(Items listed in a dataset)

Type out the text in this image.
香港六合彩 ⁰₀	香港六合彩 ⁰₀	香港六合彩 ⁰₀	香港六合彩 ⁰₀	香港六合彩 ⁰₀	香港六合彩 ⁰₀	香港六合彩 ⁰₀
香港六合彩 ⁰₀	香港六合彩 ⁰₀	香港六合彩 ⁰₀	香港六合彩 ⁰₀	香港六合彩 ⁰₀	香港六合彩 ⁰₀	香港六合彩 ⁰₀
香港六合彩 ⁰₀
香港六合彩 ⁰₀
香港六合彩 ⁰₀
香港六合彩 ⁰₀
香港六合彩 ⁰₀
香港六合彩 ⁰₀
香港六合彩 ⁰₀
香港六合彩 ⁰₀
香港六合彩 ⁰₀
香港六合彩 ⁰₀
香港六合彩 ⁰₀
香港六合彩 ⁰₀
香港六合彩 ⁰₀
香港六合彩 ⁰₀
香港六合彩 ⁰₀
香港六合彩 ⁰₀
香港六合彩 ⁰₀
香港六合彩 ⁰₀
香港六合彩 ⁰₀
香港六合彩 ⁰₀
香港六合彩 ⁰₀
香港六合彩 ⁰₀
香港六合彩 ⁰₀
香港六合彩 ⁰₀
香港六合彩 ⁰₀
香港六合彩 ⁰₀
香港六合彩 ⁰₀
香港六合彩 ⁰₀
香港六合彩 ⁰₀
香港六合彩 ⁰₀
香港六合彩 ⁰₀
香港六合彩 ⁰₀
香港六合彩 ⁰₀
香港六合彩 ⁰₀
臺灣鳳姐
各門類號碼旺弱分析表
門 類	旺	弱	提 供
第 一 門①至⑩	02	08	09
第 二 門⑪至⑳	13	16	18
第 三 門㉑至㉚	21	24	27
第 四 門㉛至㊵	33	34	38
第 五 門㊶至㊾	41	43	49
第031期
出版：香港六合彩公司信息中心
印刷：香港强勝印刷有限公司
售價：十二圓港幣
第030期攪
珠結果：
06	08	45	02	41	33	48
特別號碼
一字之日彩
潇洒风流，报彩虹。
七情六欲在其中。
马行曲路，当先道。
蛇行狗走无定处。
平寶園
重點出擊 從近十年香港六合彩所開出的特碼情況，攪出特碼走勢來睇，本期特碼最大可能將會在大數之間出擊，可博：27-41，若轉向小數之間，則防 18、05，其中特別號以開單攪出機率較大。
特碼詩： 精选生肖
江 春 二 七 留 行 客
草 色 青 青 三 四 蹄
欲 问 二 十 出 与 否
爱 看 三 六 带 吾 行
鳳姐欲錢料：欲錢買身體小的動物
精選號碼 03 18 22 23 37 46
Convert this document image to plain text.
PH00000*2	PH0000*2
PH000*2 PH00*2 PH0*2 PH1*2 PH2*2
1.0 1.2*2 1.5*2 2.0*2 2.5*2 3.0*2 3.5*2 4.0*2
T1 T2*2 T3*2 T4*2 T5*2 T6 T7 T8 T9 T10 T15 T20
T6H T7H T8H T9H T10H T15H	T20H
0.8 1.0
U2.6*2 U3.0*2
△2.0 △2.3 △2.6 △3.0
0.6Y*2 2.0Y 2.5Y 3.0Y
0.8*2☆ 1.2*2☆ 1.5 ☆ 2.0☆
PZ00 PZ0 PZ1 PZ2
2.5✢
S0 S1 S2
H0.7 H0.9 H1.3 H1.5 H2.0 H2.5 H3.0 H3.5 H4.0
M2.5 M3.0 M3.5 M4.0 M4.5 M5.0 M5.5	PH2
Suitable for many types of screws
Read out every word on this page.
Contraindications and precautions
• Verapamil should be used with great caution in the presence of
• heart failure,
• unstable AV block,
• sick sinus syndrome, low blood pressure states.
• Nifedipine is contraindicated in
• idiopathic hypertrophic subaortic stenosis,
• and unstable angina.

> **To be done**:
Extract all of the data above without altering anything.

> **Finished answer**:
Type out the text in this image.
香港六合彩 ⁰₀	香港六合彩 ⁰₀	香港六合彩 ⁰₀	香港六合彩 ⁰₀	香港六合彩 ⁰₀	香港六合彩 ⁰₀	香港六合彩 ⁰₀
香港六合彩 ⁰₀	香港六合彩 ⁰₀	香港六合彩 ⁰₀	香港六合彩 ⁰₀	香港六合彩 ⁰₀	香港六合彩 ⁰₀	香港六合彩 ⁰₀
香港六合彩 ⁰₀
香港六合彩 ⁰₀
香港六合彩 ⁰₀
香港六合彩 ⁰₀
香港六合彩 ⁰₀
香港六合彩 ⁰₀
香港六合彩 ⁰₀
香港六合彩 ⁰₀
香港六合彩 ⁰₀
香港六合彩 ⁰₀
香港六合彩 ⁰₀
香港六合彩 ⁰₀
香港六合彩 ⁰₀
香港六合彩 ⁰₀
香港六合彩 ⁰₀
香港六合彩 ⁰₀
香港六合彩 ⁰₀
香港六合彩 ⁰₀
香港六合彩 ⁰₀
香港六合彩 ⁰₀
香港六合彩 ⁰₀
香港六合彩 ⁰₀
香港六合彩 ⁰₀
香港六合彩 ⁰₀
香港六合彩 ⁰₀
香港六合彩 ⁰₀
香港六合彩 ⁰₀
香港六合彩 ⁰₀
香港六合彩 ⁰₀
香港六合彩 ⁰₀
香港六合彩 ⁰₀
香港六合彩 ⁰₀
香港六合彩 ⁰₀
香港六合彩 ⁰₀
臺灣鳳姐
各門類號碼旺弱分析表
門 類	旺	弱	提 供
第 一 門①至⑩	02	08	09
第 二 門⑪至⑳	13	16	18
第 三 門㉑至㉚	21	24	27
第 四 門㉛至㊵	33	34	38
第 五 門㊶至㊾	41	43	49
第031期
出版：香港六合彩公司信息中心
印刷：香港强勝印刷有限公司
售價：十二圓港幣
第030期攪
珠結果：
06	08	45	02	41	33	48
特別號碼
一字之日彩
潇洒风流，报彩虹。
七情六欲在其中。
马行曲路，当先道。
蛇行狗走无定处。
平寶園
重點出擊 從近十年香港六合彩所開出的特碼情況，攪出特碼走勢來睇，本期特碼最大可能將會在大數之間出擊，可博：27-41，若轉向小數之間，則防 18、05，其中特別號以開單攪出機率較大。
特碼詩： 精选生肖
江 春 二 七 留 行 客
草 色 青 青 三 四 蹄
欲 问 二 十 出 与 否
爱 看 三 六 带 吾 行
鳳姐欲錢料：欲錢買身體小的動物
精選號碼 03 18 22 23 37 46
Convert this document image to plain text.
PH00000*2	PH0000*2
PH000*2 PH00*2 PH0*2 PH1*2 PH2*2
1.0 1.2*2 1.5*2 2.0*2 2.5*2 3.0*2 3.5*2 4.0*2
T1 T2*2 T3*2 T4*2 T5*2 T6 T7 T8 T9 T10 T15 T20
T6H T7H T8H T9H T10H T15H	T20H
0.8 1.0
U2.6*2 U3.0*2
△2.0 △2.3 △2.6 △3.0
0.6Y*2 2.0Y 2.5Y 3.0Y
0.8*2☆ 1.2*2☆ 1.5 ☆ 2.0☆
PZ00 PZ0 PZ1 PZ2
2.5✢
S0 S1 S2
H0.7 H0.9 H1.3 H1.5 H2.0 H2.5 H3.0 H3.5 H4.0
M2.5 M3.0 M3.5 M4.0 M4.5 M5.0 M5.5	PH2
Suitable for many types of screws
Read out every word on this page.
Contraindications and precautions
• Verapamil should be used with great caution in the presence of
• heart failure,
• unstable AV block,
• sick sinus syndrome, low blood pressure states.
• Nifedipine is contraindicated in
• idiopathic hypertrophic subaortic stenosis,
• and unstable angina.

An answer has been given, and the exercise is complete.